◆ **What you are asked to do**: Of the lines in the listing, how many include the string "医学资源"? Write the number and nothing else.

◆ **Stored entries**:
──────────

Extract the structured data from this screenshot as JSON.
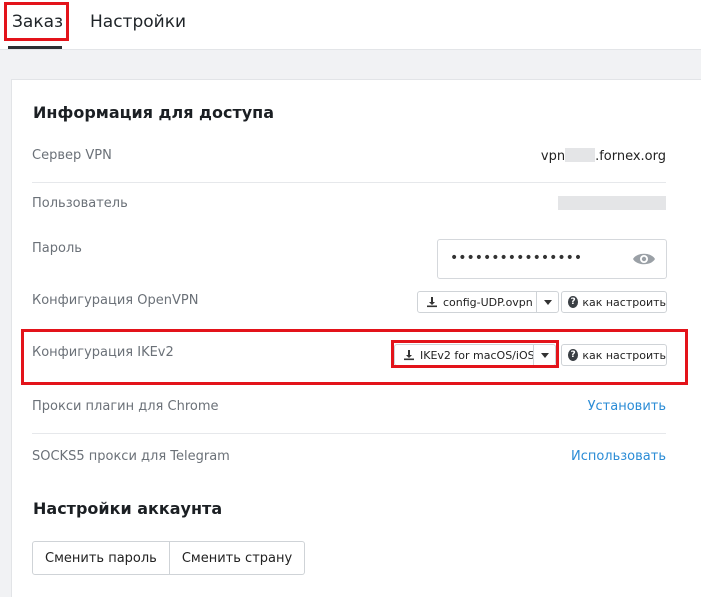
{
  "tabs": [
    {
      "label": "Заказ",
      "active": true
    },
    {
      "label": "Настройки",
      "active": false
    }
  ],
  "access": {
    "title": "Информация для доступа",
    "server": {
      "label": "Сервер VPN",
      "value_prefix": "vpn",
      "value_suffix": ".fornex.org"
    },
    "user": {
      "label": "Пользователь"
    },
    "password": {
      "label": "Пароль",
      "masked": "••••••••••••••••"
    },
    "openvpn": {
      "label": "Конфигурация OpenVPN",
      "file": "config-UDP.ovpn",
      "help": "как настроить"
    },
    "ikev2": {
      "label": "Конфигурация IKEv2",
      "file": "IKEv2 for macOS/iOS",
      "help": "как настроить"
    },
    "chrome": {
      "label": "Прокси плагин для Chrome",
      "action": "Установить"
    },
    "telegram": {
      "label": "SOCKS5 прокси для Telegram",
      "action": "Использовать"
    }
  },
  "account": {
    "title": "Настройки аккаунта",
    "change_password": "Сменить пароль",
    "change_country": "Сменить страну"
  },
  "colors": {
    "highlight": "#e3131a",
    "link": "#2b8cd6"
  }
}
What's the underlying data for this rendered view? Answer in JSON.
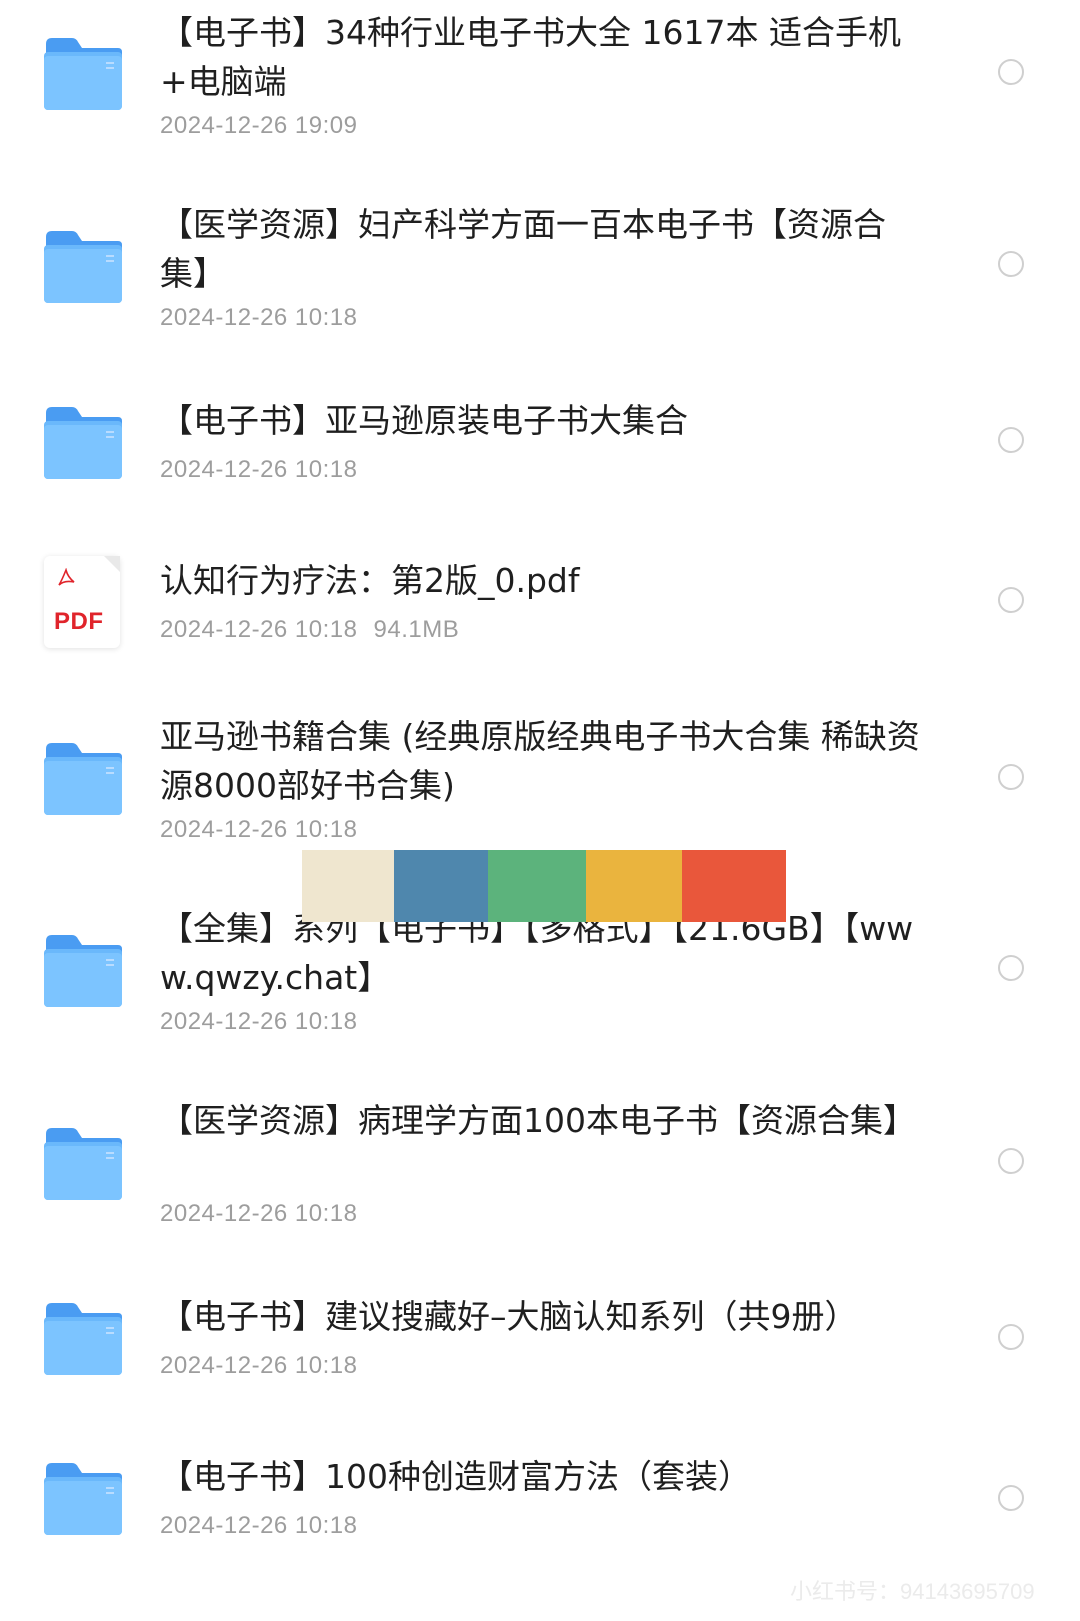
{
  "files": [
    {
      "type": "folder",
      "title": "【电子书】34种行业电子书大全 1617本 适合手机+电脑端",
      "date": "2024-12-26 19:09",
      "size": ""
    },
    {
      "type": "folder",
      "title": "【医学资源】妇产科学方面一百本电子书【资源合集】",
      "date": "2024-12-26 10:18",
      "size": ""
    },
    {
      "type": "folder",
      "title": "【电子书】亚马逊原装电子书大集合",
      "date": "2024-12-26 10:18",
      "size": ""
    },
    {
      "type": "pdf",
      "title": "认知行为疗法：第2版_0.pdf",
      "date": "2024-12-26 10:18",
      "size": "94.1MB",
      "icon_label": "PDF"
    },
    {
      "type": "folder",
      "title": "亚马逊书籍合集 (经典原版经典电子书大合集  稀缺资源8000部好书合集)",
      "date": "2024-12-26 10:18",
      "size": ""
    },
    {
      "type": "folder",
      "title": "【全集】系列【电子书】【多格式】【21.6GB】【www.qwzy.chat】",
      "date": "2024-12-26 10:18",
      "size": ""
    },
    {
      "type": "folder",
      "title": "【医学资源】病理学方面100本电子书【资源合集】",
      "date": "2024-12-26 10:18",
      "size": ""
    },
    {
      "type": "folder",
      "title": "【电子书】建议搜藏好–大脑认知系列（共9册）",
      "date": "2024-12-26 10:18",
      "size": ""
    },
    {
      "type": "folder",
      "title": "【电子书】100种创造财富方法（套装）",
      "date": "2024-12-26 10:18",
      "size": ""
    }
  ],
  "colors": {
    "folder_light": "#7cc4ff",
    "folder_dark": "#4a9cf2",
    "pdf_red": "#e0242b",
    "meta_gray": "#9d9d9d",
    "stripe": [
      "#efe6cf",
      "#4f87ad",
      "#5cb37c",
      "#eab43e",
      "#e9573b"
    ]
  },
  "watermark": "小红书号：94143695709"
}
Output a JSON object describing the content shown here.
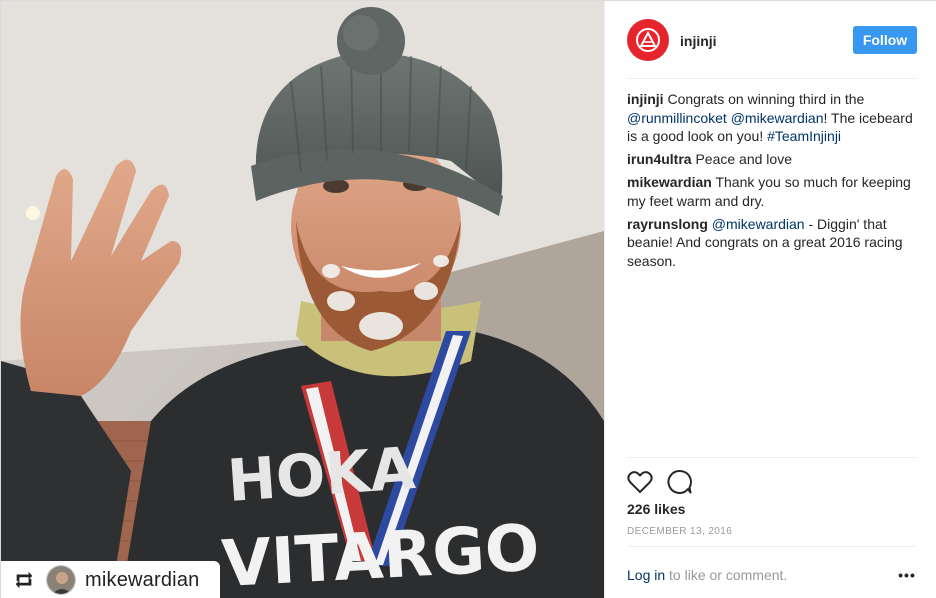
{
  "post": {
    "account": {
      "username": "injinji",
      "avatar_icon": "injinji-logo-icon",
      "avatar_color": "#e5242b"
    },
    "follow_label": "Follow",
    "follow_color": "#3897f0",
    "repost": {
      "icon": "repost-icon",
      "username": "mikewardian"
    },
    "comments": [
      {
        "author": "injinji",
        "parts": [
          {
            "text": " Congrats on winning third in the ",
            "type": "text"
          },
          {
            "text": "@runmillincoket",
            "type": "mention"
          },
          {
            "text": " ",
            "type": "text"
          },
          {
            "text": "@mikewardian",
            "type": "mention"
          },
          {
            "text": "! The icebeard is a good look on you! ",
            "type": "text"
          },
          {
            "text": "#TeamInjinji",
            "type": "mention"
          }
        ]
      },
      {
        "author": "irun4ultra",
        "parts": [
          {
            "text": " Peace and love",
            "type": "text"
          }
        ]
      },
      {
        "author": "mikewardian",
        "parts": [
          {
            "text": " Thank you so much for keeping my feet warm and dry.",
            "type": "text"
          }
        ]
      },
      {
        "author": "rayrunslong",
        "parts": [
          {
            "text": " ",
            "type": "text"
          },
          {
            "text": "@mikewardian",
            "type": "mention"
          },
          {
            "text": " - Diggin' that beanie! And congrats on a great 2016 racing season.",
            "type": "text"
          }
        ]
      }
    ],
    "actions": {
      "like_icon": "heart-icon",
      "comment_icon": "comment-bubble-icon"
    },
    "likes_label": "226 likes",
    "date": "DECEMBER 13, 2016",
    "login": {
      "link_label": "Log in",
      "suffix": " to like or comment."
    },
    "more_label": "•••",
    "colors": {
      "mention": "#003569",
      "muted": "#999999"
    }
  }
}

──────────

◆ **Solution to this exercise**: 2